== READING TEXT

Yesterday, a particularly racially-insensitive game about the slave trade started catching the attention of @mdawriter and other people who care about race and education. The clips passed around showed that the core gameplay used Tetris mechanics, but with black bodies being loaded onto a slave ship. There were also shots of stereotypical dialog (“I pity the fool”? seriously?).
Melinda summarized some of the Twitter discussion from yesterday by RTing the back-and-forth between a number of educators.
Good afternoon, all. The dialogue continues from yesterday on slave Tetris "educational" game" I'm going to RT highlights. Worthy exchange.
— melinda d. anderson (@mdawriter) August 31, 2015
For those who don’t know, I briefly worked in the game industry and have followed it from a distance since. In my time working from home on contract, I worked on a small ‘serious game’ myself (although it wasn’t *that* serious), and I’ve continued to read up on serious games and game design as a study.
The reason I sum up my own history with this is that I don’t want to come across as flippant when I say: Yesterday’s dialog looks really, really familiar.
@mdawriter @fnoschese @egenfeldt Play helps kids embody history – if done well invites new understanding. Winning not necessary. Play it 1st
— Greg Toppo (@gtoppo) August 31, 2015
@gtoppo @mdawriter @egenfeldt "I PITY THE FOOL" is used as dialogue for a black character. C'mon Greg. pic.twitter.com/nKhyiCsjeE
— Frank Noschese (@fnoschese) August 31, 2015
https://twitter.com/akilbello/status/638350108363501568
Now, I don’t really feel like playing this game myself to find out what value it has, or whether it has redeeming factors in the gameplay. It might! Although I don’t think those redeeming factors excuse things like racist dialog or the choice of using a very caricature-like visual style for the people involved. But my point here isn’t to give an in-depth critique of this particular game.

====
== COLLECTED DATA

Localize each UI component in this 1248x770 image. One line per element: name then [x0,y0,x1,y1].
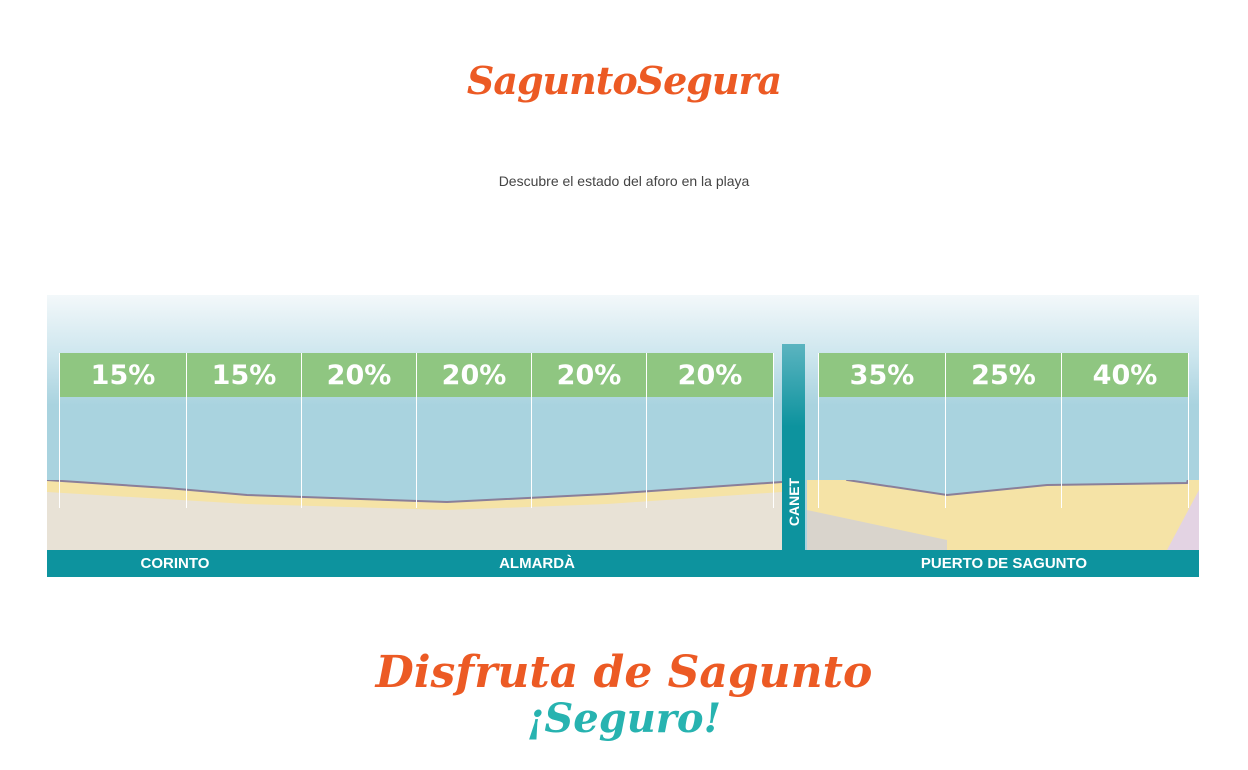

====

### REQUIRED WORK:
Resume the text about the slave-trade Tetris game, continuing directly after its final sentence. The material is separate from the text about the slave-trade Tetris game.

### RESULT OF THE TASK:
Since day one, serious games have had to face the assumption that games are primarily meant to be fun, entertaining, and, well, not serious. Unfortunately mediocre-at-best examples like this are not going to help a lot. So I’d rather direct people to an actually good example that made the news in game design circles about six years ago.
Brenda Romero (then Braithwaite) is a game designer with decades of experience in the video game industry. In 2009 she presented on a series of board games that she created during a time when she was oversaturated and bored with typical video games. The bit that reminded me of this initially was the game which got the most attention at the time, Train. However I went back and found the video of her presentation at the 2009 Game Developers Conference, and I just can’t find a way to sum this up.
So here’s the deal: if you want to at least qualify as having “read” this post, bare minimum you have to go to the video, scroll on the sidebar to ‘Train’, and watch until at least the end of the Rabbi Belzer section. (It requires Flash, I’m sorry. I can’t fix Old Internet, all I can do is ask you to get off your iPad and find a laptop or something.)
If Black American history is specifically important to you, you should watch ‘#3: obviously planned random tangent’ first.
If you really, really can’t listen to audio right now and you want to cheat, fine, you can read the first publicity that the game received. (If you still feel like this is horrible and how dare she have done such a thing, you haven’t qualified as having read this whole post! Sorry, doesn’t count. Go watch the video.)
Probably the entire thing is worth watching. I’m saying ‘probably’ because I’m totally lost in this, but I’m jumping around sections a bit and already 20min late on making lunch for my family and don’t want to put off posting this until tomorrow.
Other highlights to understand this all, from ‘The not-so-obvious obvious’:
“Frankly, the topics that i was covering, it made me feel a little … afraid.”
And from “It’s just like Halo.”:
“Train says the game is over when it ends. So a completely valid playing of Train is one that a rabbi in New York City had who walked up to the game and went, ‘Oh. I know what your game is about. I don’t want to play.’ And I said, ‘You just did.’ And she said, ‘You’re right.’ And we had a great conversation after that.”
Also ‘Treatment of tokens’ is a very short, very worth hearing section.
Okay. Don’t go on with reading this until you’ve heard enough.
Okay? Okay.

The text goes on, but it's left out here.